_Instructions for the task_
Every line below is to be copied exactly, with the pictures left out.

───── Exercise data

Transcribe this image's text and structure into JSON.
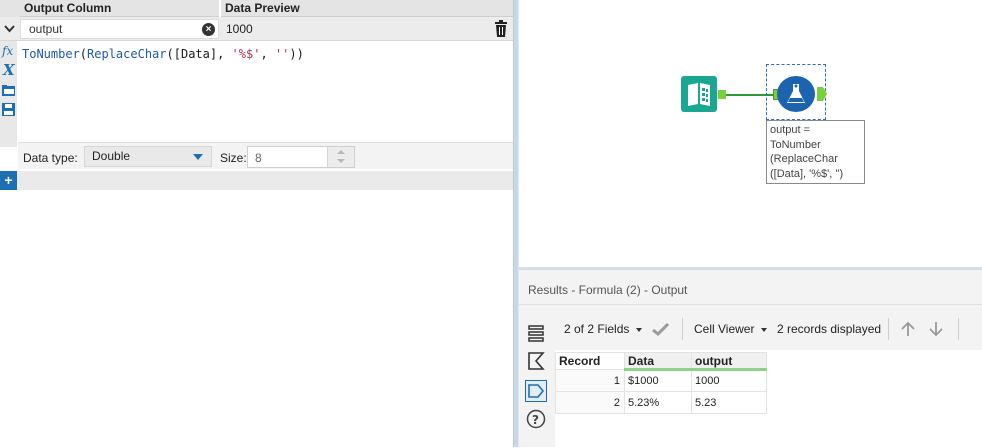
{
  "config": {
    "headers": {
      "output_column": "Output Column",
      "data_preview": "Data Preview"
    },
    "row": {
      "output_name": "output",
      "preview_value": "1000"
    },
    "expression": {
      "fn1": "ToNumber",
      "p1": "(",
      "fn2": "ReplaceChar",
      "p2": "([Data], ",
      "s1": "'%$'",
      "p3": ", ",
      "s2": "''",
      "p4": "))"
    },
    "data_type": {
      "label": "Data type:",
      "value": "Double"
    },
    "size": {
      "label": "Size:",
      "value": "8"
    },
    "tools": [
      "function-icon",
      "variable-icon",
      "open-folder-icon",
      "save-icon"
    ]
  },
  "canvas": {
    "annotation_lines": [
      "output =",
      "ToNumber",
      "(ReplaceChar",
      "([Data], '%$', '')"
    ]
  },
  "results": {
    "title": "Results - Formula (2) - Output",
    "fields_selector": "2 of 2 Fields",
    "viewer": "Cell Viewer",
    "records_displayed": "2 records displayed",
    "columns": [
      "Record",
      "Data",
      "output"
    ],
    "rows": [
      [
        "1",
        "$1000",
        "1000"
      ],
      [
        "2",
        "5.23%",
        "5.23"
      ]
    ]
  }
}
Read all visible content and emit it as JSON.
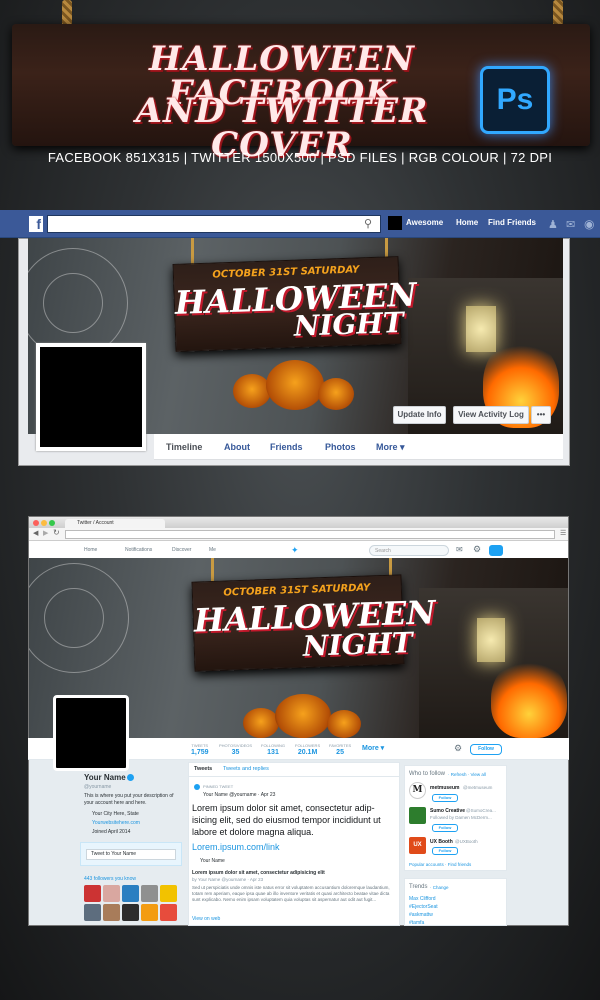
{
  "hero": {
    "title_line1": "HALLOWEEN FACEBOOK",
    "title_line2": "AND TWITTER COVER",
    "ps_logo": "Ps",
    "specs": "FACEBOOK 851X315  |  TWITTER 1500X500  |  PSD FILES  |  RGB COLOUR  |  72 DPI"
  },
  "cover_art": {
    "line1": "OCTOBER 31ST SATURDAY",
    "line2": "HALLOWEEN",
    "line3": "NIGHT"
  },
  "facebook": {
    "logo": "f",
    "search_icon": "search-icon",
    "user": "Awesome",
    "nav": [
      "Home",
      "Find Friends"
    ],
    "buttons": {
      "update": "Update Info",
      "activity": "View Activity Log",
      "more": "•••"
    },
    "tabs": [
      "Timeline",
      "About",
      "Friends",
      "Photos",
      "More ▾"
    ]
  },
  "browser": {
    "tab_title": "Twitter / Account",
    "url": ""
  },
  "twitter": {
    "nav": [
      "Home",
      "Notifications",
      "Discover",
      "Me"
    ],
    "search_placeholder": "Search",
    "stats": [
      {
        "label": "TWEETS",
        "value": "1,759"
      },
      {
        "label": "PHOTOS/VIDEOS",
        "value": "35"
      },
      {
        "label": "FOLLOWING",
        "value": "131"
      },
      {
        "label": "FOLLOWERS",
        "value": "20.1M"
      },
      {
        "label": "FAVORITES",
        "value": "25"
      },
      {
        "label": "",
        "value": "More ▾"
      }
    ],
    "follow_label": "Follow",
    "profile": {
      "name": "Your Name",
      "handle": "@yourname",
      "bio": "This is where you put your description of your account here and here.",
      "location": "Your City Here, State",
      "website": "Yourwebsitehere.com",
      "joined": "Joined April 2014",
      "tweet_to": "Tweet to Your Name",
      "followers_you_know": "443 followers you know"
    },
    "timeline_tabs": [
      "Tweets",
      "Tweets and replies"
    ],
    "pinned": "PINNED TWEET",
    "tweet_author": "Your Name @yourname · Apr 23",
    "tweet_text": "Lorem ipsum dolor sit amet, consectetur adip-isicing elit, sed do eiusmod tempor incididunt ut labore et dolore magna aliqua.",
    "tweet_link": "Lorem.ipsum.com/link",
    "card_name": "Your Name",
    "card_title": "Lorem ipsum dolor sit amet, consectetur adipisicing elit",
    "card_by": "by Your Name @yourname · Apr 23",
    "card_text": "Sed ut perspiciatis unde omnis iste natus error sit voluptatem accusantium doloremque laudantium, totam rem aperiam, eaque ipsa quae ab illo inventore veritatis et quasi architecto beatae vitae dicta sunt explicabo. Nemo enim ipsam voluptatem quia voluptas sit aspernatur aut odit aut fugit...",
    "view_on_web": "View on web",
    "wtf": {
      "title": "Who to follow",
      "refresh": "· Refresh · View all",
      "accounts": [
        {
          "name": "metmuseum",
          "handle": "@metmuseum",
          "note": "",
          "color": "#1c1c1c",
          "initial": "M"
        },
        {
          "name": "Sumo Creative",
          "handle": "@SumoCrea...",
          "note": "Followed by Damen McDerm...",
          "color": "#2d7d2d",
          "initial": ""
        },
        {
          "name": "UX Booth",
          "handle": "@UXBooth",
          "note": "",
          "color": "#e04b1a",
          "initial": "UX"
        }
      ],
      "popular": "Popular accounts · Find friends"
    },
    "trends": {
      "title": "Trends",
      "change": "· Change",
      "items": [
        "Max Clifford",
        "#EjectorSeat",
        "#askmattw",
        "#tamfa"
      ]
    }
  }
}
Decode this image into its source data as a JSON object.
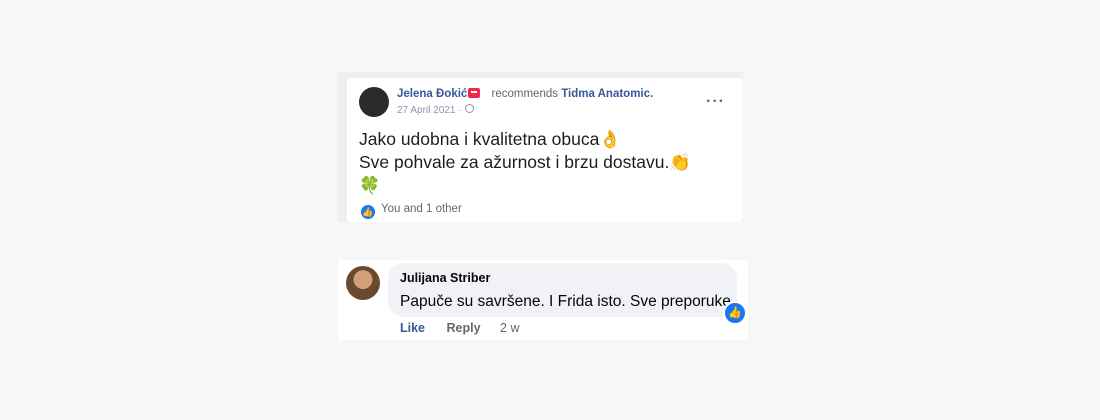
{
  "post": {
    "author": "Jelena Đokić",
    "recommends": "recommends",
    "page_name": "Tidma Anatomic.",
    "date": "27 April 2021 ·",
    "line1": "Jako udobna i kvalitetna obuca👌",
    "line2": "Sve pohvale za ažurnost i brzu dostavu.👏",
    "line3": "🍀",
    "reactions_text": "You and 1 other"
  },
  "comment": {
    "author": "Julijana Striber",
    "text": "Papuče su savršene. I Frida isto. Sve preporuke.",
    "like": "Like",
    "reply": "Reply",
    "time": "2 w"
  },
  "colors": {
    "link": "#385898",
    "like_blue": "#1877f2",
    "bubble": "#f0f2f5"
  }
}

──────────

_Answer to this problem_
Transcribe this image's text and structure into JSON.
{
  "config": {
    "headers": {
      "output_column": "Output Column",
      "data_preview": "Data Preview"
    },
    "row": {
      "output_name": "output",
      "preview_value": "1000"
    },
    "expression": {
      "fn1": "ToNumber",
      "p1": "(",
      "fn2": "ReplaceChar",
      "p2": "([Data], ",
      "s1": "'%$'",
      "p3": ", ",
      "s2": "''",
      "p4": "))"
    },
    "data_type": {
      "label": "Data type:",
      "value": "Double"
    },
    "size": {
      "label": "Size:",
      "value": "8"
    },
    "tools": [
      "function-icon",
      "variable-icon",
      "open-folder-icon",
      "save-icon"
    ]
  },
  "canvas": {
    "annotation_lines": [
      "output =",
      "ToNumber",
      "(ReplaceChar",
      "([Data], '%$', '')"
    ]
  },
  "results": {
    "title": "Results - Formula (2) - Output",
    "fields_selector": "2 of 2 Fields",
    "viewer": "Cell Viewer",
    "records_displayed": "2 records displayed",
    "columns": [
      "Record",
      "Data",
      "output"
    ],
    "rows": [
      [
        "1",
        "$1000",
        "1000"
      ],
      [
        "2",
        "5.23%",
        "5.23"
      ]
    ]
  }
}
Read all visible content and emit it as JSON.
{
  "hero": {
    "title_line1": "HALLOWEEN FACEBOOK",
    "title_line2": "AND TWITTER COVER",
    "ps_logo": "Ps",
    "specs": "FACEBOOK 851X315  |  TWITTER 1500X500  |  PSD FILES  |  RGB COLOUR  |  72 DPI"
  },
  "cover_art": {
    "line1": "OCTOBER 31ST SATURDAY",
    "line2": "HALLOWEEN",
    "line3": "NIGHT"
  },
  "facebook": {
    "logo": "f",
    "search_icon": "search-icon",
    "user": "Awesome",
    "nav": [
      "Home",
      "Find Friends"
    ],
    "buttons": {
      "update": "Update Info",
      "activity": "View Activity Log",
      "more": "•••"
    },
    "tabs": [
      "Timeline",
      "About",
      "Friends",
      "Photos",
      "More ▾"
    ]
  },
  "browser": {
    "tab_title": "Twitter / Account",
    "url": ""
  },
  "twitter": {
    "nav": [
      "Home",
      "Notifications",
      "Discover",
      "Me"
    ],
    "search_placeholder": "Search",
    "stats": [
      {
        "label": "TWEETS",
        "value": "1,759"
      },
      {
        "label": "PHOTOS/VIDEOS",
        "value": "35"
      },
      {
        "label": "FOLLOWING",
        "value": "131"
      },
      {
        "label": "FOLLOWERS",
        "value": "20.1M"
      },
      {
        "label": "FAVORITES",
        "value": "25"
      },
      {
        "label": "",
        "value": "More ▾"
      }
    ],
    "follow_label": "Follow",
    "profile": {
      "name": "Your Name",
      "handle": "@yourname",
      "bio": "This is where you put your description of your account here and here.",
      "location": "Your City Here, State",
      "website": "Yourwebsitehere.com",
      "joined": "Joined April 2014",
      "tweet_to": "Tweet to Your Name",
      "followers_you_know": "443 followers you know"
    },
    "timeline_tabs": [
      "Tweets",
      "Tweets and replies"
    ],
    "pinned": "PINNED TWEET",
    "tweet_author": "Your Name @yourname · Apr 23",
    "tweet_text": "Lorem ipsum dolor sit amet, consectetur adip-isicing elit, sed do eiusmod tempor incididunt ut labore et dolore magna aliqua.",
    "tweet_link": "Lorem.ipsum.com/link",
    "card_name": "Your Name",
    "card_title": "Lorem ipsum dolor sit amet, consectetur adipisicing elit",
    "card_by": "by Your Name @yourname · Apr 23",
    "card_text": "Sed ut perspiciatis unde omnis iste natus error sit voluptatem accusantium doloremque laudantium, totam rem aperiam, eaque ipsa quae ab illo inventore veritatis et quasi architecto beatae vitae dicta sunt explicabo. Nemo enim ipsam voluptatem quia voluptas sit aspernatur aut odit aut fugit...",
    "view_on_web": "View on web",
    "wtf": {
      "title": "Who to follow",
      "refresh": "· Refresh · View all",
      "accounts": [
        {
          "name": "metmuseum",
          "handle": "@metmuseum",
          "note": "",
          "color": "#1c1c1c",
          "initial": "M"
        },
        {
          "name": "Sumo Creative",
          "handle": "@SumoCrea...",
          "note": "Followed by Damen McDerm...",
          "color": "#2d7d2d",
          "initial": ""
        },
        {
          "name": "UX Booth",
          "handle": "@UXBooth",
          "note": "",
          "color": "#e04b1a",
          "initial": "UX"
        }
      ],
      "popular": "Popular accounts · Find friends"
    },
    "trends": {
      "title": "Trends",
      "change": "· Change",
      "items": [
        "Max Clifford",
        "#EjectorSeat",
        "#askmattw",
        "#tamfa"
      ]
    }
  }
}
Decode this image into its source data as a JSON object.
{
  "post": {
    "author": "Jelena Đokić",
    "recommends": "recommends",
    "page_name": "Tidma Anatomic.",
    "date": "27 April 2021 ·",
    "line1": "Jako udobna i kvalitetna obuca👌",
    "line2": "Sve pohvale za ažurnost i brzu dostavu.👏",
    "line3": "🍀",
    "reactions_text": "You and 1 other"
  },
  "comment": {
    "author": "Julijana Striber",
    "text": "Papuče su savršene. I Frida isto. Sve preporuke.",
    "like": "Like",
    "reply": "Reply",
    "time": "2 w"
  },
  "colors": {
    "link": "#385898",
    "like_blue": "#1877f2",
    "bubble": "#f0f2f5"
  }
}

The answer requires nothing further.